§ **What you will do**: Scan the data below. Pull out each line where "concepts" occurs.
□ □ □ □
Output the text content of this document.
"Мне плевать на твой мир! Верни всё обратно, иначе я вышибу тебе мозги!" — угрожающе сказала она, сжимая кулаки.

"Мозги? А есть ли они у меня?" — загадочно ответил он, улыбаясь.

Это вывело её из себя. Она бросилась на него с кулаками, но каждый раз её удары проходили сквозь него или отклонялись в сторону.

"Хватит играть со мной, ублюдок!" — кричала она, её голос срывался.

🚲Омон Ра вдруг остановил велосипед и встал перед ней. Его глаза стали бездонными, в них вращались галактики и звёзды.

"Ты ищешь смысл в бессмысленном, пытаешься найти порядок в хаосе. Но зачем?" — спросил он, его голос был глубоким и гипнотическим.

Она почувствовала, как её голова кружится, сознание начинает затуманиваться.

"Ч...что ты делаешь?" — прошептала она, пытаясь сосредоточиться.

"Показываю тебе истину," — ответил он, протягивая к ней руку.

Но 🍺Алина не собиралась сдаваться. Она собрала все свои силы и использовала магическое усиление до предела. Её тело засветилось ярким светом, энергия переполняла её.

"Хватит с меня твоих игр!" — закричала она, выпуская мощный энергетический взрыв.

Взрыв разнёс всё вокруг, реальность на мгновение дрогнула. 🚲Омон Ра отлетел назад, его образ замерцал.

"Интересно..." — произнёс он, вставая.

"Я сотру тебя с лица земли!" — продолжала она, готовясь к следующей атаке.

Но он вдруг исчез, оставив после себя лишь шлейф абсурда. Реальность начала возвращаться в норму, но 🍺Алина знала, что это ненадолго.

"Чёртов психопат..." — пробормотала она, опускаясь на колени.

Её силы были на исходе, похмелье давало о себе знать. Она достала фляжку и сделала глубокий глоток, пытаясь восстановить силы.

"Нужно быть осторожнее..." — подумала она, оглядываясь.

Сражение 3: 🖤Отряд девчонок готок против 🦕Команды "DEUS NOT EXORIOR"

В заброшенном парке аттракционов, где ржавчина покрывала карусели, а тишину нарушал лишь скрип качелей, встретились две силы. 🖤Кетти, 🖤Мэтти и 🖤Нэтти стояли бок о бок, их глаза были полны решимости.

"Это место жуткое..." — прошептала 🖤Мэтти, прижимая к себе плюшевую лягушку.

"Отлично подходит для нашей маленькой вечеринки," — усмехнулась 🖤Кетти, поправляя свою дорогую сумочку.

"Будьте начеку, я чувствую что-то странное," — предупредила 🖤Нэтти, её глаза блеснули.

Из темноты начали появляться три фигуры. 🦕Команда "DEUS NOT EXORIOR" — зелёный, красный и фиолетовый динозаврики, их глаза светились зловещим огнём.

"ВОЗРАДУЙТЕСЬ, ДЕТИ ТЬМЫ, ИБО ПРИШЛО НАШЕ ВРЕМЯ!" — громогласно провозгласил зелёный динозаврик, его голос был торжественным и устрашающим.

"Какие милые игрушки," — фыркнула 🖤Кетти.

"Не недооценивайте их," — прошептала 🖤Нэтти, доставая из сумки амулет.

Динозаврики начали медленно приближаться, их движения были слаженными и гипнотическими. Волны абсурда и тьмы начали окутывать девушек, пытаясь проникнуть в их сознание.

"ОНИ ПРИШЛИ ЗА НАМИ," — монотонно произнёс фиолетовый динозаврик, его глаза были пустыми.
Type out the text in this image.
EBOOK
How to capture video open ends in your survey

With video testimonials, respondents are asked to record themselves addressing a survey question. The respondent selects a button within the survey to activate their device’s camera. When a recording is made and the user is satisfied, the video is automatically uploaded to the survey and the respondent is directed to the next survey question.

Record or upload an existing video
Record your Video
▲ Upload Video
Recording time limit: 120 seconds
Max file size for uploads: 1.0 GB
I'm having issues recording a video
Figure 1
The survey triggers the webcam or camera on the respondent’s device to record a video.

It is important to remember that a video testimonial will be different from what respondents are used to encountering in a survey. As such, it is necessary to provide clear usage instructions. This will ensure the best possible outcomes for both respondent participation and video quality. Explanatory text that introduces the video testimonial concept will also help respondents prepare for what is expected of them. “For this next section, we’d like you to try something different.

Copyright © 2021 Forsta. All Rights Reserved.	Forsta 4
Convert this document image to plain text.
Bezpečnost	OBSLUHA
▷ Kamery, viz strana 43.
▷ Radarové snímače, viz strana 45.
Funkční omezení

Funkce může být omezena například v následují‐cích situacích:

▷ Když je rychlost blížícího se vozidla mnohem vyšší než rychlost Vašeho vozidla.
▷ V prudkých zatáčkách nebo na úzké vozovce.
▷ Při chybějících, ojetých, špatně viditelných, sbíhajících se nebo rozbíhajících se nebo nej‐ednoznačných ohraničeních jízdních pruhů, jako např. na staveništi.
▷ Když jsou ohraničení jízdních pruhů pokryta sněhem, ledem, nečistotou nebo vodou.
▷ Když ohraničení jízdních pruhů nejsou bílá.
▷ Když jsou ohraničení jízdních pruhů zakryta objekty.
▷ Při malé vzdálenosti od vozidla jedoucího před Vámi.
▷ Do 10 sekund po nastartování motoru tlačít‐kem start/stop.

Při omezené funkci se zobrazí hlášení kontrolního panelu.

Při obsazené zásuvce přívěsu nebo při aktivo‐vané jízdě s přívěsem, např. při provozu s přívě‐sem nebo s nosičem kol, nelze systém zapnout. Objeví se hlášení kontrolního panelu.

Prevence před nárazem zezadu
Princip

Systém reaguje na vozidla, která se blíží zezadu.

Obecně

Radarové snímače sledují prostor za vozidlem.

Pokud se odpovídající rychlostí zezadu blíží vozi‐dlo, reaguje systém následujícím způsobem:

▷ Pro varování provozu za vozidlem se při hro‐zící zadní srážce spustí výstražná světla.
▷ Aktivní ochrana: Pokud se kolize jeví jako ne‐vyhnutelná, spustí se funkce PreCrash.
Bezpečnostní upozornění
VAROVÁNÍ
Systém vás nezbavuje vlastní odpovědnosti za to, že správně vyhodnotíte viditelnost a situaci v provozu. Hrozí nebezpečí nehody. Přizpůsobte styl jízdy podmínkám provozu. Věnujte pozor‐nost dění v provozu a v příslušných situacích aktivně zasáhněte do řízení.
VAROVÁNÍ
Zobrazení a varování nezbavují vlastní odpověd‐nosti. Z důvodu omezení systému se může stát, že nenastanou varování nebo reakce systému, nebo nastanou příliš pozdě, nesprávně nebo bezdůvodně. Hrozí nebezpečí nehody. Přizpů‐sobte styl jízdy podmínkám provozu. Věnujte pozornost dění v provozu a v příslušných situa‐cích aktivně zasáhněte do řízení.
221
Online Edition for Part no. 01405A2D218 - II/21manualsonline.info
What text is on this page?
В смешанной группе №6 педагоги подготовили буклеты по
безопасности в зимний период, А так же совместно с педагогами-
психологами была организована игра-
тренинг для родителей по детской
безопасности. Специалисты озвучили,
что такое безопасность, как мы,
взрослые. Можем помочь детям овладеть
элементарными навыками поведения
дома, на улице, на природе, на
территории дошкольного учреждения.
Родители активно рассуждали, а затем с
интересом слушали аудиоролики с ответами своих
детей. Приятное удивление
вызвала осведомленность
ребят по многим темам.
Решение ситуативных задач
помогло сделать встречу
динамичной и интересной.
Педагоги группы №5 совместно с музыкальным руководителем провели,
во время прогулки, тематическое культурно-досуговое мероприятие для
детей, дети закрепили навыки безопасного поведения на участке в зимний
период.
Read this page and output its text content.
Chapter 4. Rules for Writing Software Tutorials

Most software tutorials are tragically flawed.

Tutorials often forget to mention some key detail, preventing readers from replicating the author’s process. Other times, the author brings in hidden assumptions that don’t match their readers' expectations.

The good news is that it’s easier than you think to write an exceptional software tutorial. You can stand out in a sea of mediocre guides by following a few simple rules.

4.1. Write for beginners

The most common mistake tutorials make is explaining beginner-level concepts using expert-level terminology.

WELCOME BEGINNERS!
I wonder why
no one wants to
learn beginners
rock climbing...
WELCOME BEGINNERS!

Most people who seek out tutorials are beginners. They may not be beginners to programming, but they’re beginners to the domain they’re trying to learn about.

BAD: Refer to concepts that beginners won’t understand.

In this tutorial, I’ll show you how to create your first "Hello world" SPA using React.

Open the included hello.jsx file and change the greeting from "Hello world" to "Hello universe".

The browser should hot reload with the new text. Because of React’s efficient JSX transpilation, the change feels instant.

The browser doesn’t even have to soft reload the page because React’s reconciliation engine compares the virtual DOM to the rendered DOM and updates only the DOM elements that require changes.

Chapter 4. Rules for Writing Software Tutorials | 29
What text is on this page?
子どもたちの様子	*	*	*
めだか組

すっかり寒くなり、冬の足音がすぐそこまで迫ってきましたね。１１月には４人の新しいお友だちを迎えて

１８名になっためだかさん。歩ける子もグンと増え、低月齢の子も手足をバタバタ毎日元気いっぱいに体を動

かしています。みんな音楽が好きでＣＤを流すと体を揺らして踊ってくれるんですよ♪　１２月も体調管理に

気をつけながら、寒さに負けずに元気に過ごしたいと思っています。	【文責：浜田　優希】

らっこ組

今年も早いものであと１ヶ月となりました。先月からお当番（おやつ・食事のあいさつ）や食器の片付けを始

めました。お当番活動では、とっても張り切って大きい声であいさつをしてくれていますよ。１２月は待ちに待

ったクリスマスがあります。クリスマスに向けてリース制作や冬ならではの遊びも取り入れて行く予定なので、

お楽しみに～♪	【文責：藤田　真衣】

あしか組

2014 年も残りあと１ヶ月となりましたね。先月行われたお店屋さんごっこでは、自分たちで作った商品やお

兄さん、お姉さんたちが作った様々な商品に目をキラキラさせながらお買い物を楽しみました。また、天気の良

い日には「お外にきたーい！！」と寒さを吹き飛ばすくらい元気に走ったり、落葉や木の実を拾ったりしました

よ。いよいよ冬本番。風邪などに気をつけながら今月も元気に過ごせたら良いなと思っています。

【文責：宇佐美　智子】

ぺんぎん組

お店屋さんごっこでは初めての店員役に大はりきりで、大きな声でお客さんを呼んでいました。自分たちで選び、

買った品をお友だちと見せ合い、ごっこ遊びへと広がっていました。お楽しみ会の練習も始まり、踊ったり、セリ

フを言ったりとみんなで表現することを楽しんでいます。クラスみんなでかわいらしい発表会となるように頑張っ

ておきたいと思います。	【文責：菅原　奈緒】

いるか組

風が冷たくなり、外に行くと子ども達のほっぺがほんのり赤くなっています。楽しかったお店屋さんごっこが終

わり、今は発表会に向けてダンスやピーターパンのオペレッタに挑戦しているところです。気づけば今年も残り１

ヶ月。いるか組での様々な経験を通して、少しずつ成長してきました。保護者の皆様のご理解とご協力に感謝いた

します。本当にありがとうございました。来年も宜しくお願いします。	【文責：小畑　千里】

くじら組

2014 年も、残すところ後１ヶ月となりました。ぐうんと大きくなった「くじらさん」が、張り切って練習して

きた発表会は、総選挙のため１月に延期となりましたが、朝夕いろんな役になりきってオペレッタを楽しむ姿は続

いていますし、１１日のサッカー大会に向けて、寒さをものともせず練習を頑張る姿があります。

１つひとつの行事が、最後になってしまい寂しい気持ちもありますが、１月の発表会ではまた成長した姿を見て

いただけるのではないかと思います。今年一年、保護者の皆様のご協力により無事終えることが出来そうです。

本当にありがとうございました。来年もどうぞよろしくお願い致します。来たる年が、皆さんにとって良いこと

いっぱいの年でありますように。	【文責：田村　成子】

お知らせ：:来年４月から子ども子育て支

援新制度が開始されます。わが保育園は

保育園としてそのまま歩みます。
□ □ □ □
§ **Solution**:
The most common mistake tutorials make is explaining beginner-level concepts using expert-level terminology.
BAD: Refer to concepts that beginners won’t understand.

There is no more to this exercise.